— begin INFORMATION SUPPLIED —

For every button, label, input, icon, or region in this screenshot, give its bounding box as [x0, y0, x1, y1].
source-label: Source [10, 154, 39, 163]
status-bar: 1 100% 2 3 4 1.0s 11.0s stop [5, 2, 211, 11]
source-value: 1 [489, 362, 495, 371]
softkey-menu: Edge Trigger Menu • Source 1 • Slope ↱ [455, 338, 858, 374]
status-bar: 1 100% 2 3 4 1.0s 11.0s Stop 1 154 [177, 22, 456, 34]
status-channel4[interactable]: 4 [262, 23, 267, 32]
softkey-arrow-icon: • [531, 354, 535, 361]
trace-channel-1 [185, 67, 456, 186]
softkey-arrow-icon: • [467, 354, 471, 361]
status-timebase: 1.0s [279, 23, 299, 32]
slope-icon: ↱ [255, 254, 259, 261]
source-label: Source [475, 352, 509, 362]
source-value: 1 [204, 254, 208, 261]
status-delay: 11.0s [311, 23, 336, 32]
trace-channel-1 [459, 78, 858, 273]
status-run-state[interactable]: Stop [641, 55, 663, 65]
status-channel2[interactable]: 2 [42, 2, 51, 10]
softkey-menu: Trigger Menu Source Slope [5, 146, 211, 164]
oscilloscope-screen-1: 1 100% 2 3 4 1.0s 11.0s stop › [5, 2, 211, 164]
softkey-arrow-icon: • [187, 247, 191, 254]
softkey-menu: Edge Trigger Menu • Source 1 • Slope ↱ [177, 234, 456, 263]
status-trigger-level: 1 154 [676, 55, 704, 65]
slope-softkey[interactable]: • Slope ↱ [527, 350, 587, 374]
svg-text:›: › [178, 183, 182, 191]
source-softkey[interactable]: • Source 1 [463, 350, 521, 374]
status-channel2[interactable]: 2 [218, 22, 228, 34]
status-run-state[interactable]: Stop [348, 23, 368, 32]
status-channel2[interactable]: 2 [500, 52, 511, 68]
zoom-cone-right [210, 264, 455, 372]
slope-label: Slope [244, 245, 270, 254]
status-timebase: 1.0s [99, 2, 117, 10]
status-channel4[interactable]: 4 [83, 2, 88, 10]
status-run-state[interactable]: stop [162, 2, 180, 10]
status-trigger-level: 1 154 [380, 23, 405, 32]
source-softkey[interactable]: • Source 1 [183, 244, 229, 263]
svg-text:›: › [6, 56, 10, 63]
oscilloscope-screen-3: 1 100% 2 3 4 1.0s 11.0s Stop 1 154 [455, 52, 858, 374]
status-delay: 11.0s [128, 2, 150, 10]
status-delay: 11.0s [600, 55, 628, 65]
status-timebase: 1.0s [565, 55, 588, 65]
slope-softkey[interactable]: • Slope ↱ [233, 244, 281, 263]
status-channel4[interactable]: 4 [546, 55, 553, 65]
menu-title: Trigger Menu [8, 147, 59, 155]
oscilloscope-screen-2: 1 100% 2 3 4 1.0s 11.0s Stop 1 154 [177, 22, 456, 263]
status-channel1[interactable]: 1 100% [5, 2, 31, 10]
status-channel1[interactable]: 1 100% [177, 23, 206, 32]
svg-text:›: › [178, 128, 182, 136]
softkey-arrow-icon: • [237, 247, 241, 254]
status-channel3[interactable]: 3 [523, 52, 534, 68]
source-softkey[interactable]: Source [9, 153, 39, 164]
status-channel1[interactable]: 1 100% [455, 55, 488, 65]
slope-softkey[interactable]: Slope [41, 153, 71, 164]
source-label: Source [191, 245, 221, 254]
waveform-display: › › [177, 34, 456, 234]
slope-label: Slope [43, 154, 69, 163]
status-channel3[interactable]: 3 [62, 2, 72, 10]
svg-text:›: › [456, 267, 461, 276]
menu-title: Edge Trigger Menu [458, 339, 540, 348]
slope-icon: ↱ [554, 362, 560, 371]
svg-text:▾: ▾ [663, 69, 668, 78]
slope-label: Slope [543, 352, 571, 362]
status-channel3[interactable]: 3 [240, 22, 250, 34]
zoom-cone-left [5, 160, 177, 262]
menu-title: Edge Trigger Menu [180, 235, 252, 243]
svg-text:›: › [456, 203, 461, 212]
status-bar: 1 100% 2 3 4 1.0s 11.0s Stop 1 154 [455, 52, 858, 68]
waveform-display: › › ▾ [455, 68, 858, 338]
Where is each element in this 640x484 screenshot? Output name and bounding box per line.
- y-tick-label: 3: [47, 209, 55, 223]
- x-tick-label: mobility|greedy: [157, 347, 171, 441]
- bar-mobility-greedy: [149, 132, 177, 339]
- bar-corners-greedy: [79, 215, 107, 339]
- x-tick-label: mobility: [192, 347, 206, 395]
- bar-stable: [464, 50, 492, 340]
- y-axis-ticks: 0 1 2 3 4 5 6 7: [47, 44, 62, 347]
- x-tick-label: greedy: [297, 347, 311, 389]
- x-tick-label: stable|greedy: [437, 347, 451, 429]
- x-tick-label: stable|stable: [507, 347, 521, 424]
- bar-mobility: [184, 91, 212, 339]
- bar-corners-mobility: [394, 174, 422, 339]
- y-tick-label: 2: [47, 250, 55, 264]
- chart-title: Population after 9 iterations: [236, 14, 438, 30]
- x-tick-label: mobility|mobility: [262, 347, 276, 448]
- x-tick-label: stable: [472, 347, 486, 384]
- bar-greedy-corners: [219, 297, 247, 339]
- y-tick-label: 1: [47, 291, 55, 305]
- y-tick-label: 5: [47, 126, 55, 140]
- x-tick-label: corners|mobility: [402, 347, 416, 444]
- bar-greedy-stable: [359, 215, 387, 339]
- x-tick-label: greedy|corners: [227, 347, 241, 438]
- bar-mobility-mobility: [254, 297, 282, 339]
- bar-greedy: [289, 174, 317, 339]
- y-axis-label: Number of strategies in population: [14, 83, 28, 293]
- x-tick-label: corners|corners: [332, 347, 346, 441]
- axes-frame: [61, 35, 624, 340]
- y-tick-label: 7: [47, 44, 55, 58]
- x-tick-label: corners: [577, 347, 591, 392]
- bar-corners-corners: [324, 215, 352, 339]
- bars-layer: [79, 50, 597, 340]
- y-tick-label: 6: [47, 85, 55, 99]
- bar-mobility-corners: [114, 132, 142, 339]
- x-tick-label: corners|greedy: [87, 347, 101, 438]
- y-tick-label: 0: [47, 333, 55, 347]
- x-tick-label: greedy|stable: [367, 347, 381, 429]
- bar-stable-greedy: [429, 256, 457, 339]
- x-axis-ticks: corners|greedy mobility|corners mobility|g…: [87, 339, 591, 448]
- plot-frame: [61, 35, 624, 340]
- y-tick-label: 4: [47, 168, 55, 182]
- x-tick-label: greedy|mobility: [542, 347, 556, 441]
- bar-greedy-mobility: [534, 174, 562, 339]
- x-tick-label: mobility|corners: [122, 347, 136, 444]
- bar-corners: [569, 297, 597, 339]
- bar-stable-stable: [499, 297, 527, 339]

— end INFORMATION SUPPLIED —

> **PROBLEM TO SOLVE**
Swap "softkey-arrow-icon" for "softkey-bullet-icon" throughout the entries above, and reproduce them with nothing else changed.

> **TASK RESPONSE**
For every button, label, input, icon, or region in this screenshot, give its bounding box as [x0, y0, x1, y1].
source-label: Source [10, 154, 39, 163]
status-bar: 1 100% 2 3 4 1.0s 11.0s stop [5, 2, 211, 11]
source-value: 1 [489, 362, 495, 371]
softkey-menu: Edge Trigger Menu • Source 1 • Slope ↱ [455, 338, 858, 374]
status-bar: 1 100% 2 3 4 1.0s 11.0s Stop 1 154 [177, 22, 456, 34]
status-channel4[interactable]: 4 [262, 23, 267, 32]
softkey-bullet-icon: • [531, 354, 535, 361]
trace-channel-1 [185, 67, 456, 186]
softkey-bullet-icon: • [467, 354, 471, 361]
status-timebase: 1.0s [279, 23, 299, 32]
slope-icon: ↱ [255, 254, 259, 261]
source-label: Source [475, 352, 509, 362]
source-value: 1 [204, 254, 208, 261]
status-delay: 11.0s [311, 23, 336, 32]
trace-channel-1 [459, 78, 858, 273]
status-run-state[interactable]: Stop [641, 55, 663, 65]
status-channel2[interactable]: 2 [42, 2, 51, 10]
softkey-menu: Trigger Menu Source Slope [5, 146, 211, 164]
oscilloscope-screen-1: 1 100% 2 3 4 1.0s 11.0s stop › [5, 2, 211, 164]
softkey-bullet-icon: • [187, 247, 191, 254]
softkey-menu: Edge Trigger Menu • Source 1 • Slope ↱ [177, 234, 456, 263]
status-trigger-level: 1 154 [676, 55, 704, 65]
slope-softkey[interactable]: • Slope ↱ [527, 350, 587, 374]
svg-text:›: › [178, 183, 182, 191]
source-softkey[interactable]: • Source 1 [463, 350, 521, 374]
status-channel2[interactable]: 2 [218, 22, 228, 34]
status-run-state[interactable]: Stop [348, 23, 368, 32]
status-channel2[interactable]: 2 [500, 52, 511, 68]
zoom-cone-right [210, 264, 455, 372]
slope-label: Slope [244, 245, 270, 254]
status-timebase: 1.0s [99, 2, 117, 10]
status-channel4[interactable]: 4 [83, 2, 88, 10]
status-run-state[interactable]: stop [162, 2, 180, 10]
status-trigger-level: 1 154 [380, 23, 405, 32]
source-softkey[interactable]: • Source 1 [183, 244, 229, 263]
svg-text:›: › [6, 56, 10, 63]
oscilloscope-screen-3: 1 100% 2 3 4 1.0s 11.0s Stop 1 154 [455, 52, 858, 374]
status-delay: 11.0s [128, 2, 150, 10]
status-delay: 11.0s [600, 55, 628, 65]
status-timebase: 1.0s [565, 55, 588, 65]
slope-softkey[interactable]: • Slope ↱ [233, 244, 281, 263]
status-channel4[interactable]: 4 [546, 55, 553, 65]
menu-title: Trigger Menu [8, 147, 59, 155]
oscilloscope-screen-2: 1 100% 2 3 4 1.0s 11.0s Stop 1 154 [177, 22, 456, 263]
status-channel1[interactable]: 1 100% [5, 2, 31, 10]
status-channel1[interactable]: 1 100% [177, 23, 206, 32]
svg-text:›: › [178, 128, 182, 136]
softkey-bullet-icon: • [237, 247, 241, 254]
status-channel3[interactable]: 3 [523, 52, 534, 68]
source-softkey[interactable]: Source [9, 153, 39, 164]
status-channel1[interactable]: 1 100% [455, 55, 488, 65]
slope-softkey[interactable]: Slope [41, 153, 71, 164]
source-label: Source [191, 245, 221, 254]
waveform-display: › › [177, 34, 456, 234]
slope-label: Slope [43, 154, 69, 163]
status-channel3[interactable]: 3 [62, 2, 72, 10]
svg-text:›: › [456, 267, 461, 276]
menu-title: Edge Trigger Menu [458, 339, 540, 348]
slope-icon: ↱ [554, 362, 560, 371]
svg-text:▾: ▾ [663, 69, 668, 78]
slope-label: Slope [543, 352, 571, 362]
status-channel3[interactable]: 3 [240, 22, 250, 34]
zoom-cone-left [5, 160, 177, 262]
menu-title: Edge Trigger Menu [180, 235, 252, 243]
svg-text:›: › [456, 203, 461, 212]
status-bar: 1 100% 2 3 4 1.0s 11.0s Stop 1 154 [455, 52, 858, 68]
waveform-display: › › ▾ [455, 68, 858, 338]
Where is each element in this 640x484 screenshot? Output name and bounding box per line.
- y-tick-label: 3: [47, 209, 55, 223]
- x-tick-label: mobility|greedy: [157, 347, 171, 441]
- bar-mobility-greedy: [149, 132, 177, 339]
- bar-corners-greedy: [79, 215, 107, 339]
- x-tick-label: mobility: [192, 347, 206, 395]
- bar-stable: [464, 50, 492, 340]
- y-axis-ticks: 0 1 2 3 4 5 6 7: [47, 44, 62, 347]
- x-tick-label: greedy: [297, 347, 311, 389]
- x-tick-label: stable|greedy: [437, 347, 451, 429]
- x-tick-label: stable|stable: [507, 347, 521, 424]
- bar-mobility: [184, 91, 212, 339]
- bar-corners-mobility: [394, 174, 422, 339]
- y-tick-label: 2: [47, 250, 55, 264]
- chart-title: Population after 9 iterations: [236, 14, 438, 30]
- x-tick-label: mobility|mobility: [262, 347, 276, 448]
- x-tick-label: stable: [472, 347, 486, 384]
- bar-greedy-corners: [219, 297, 247, 339]
- y-tick-label: 1: [47, 291, 55, 305]
- y-tick-label: 5: [47, 126, 55, 140]
- x-tick-label: corners|mobility: [402, 347, 416, 444]
- bar-greedy-stable: [359, 215, 387, 339]
- x-tick-label: greedy|corners: [227, 347, 241, 438]
- bar-mobility-mobility: [254, 297, 282, 339]
- bar-greedy: [289, 174, 317, 339]
- y-axis-label: Number of strategies in population: [14, 83, 28, 293]
- x-tick-label: corners|corners: [332, 347, 346, 441]
- axes-frame: [61, 35, 624, 340]
- y-tick-label: 7: [47, 44, 55, 58]
- x-tick-label: corners: [577, 347, 591, 392]
- bar-corners-corners: [324, 215, 352, 339]
- bars-layer: [79, 50, 597, 340]
- y-tick-label: 6: [47, 85, 55, 99]
- bar-mobility-corners: [114, 132, 142, 339]
- x-tick-label: corners|greedy: [87, 347, 101, 438]
- y-tick-label: 0: [47, 333, 55, 347]
- x-tick-label: greedy|stable: [367, 347, 381, 429]
- bar-stable-greedy: [429, 256, 457, 339]
- x-axis-ticks: corners|greedy mobility|corners mobility|g…: [87, 339, 591, 448]
- plot-frame: [61, 35, 624, 340]
- y-tick-label: 4: [47, 168, 55, 182]
- x-tick-label: greedy|mobility: [542, 347, 556, 441]
- bar-greedy-mobility: [534, 174, 562, 339]
- x-tick-label: mobility|corners: [122, 347, 136, 444]
- bar-corners: [569, 297, 597, 339]
- bar-stable-stable: [499, 297, 527, 339]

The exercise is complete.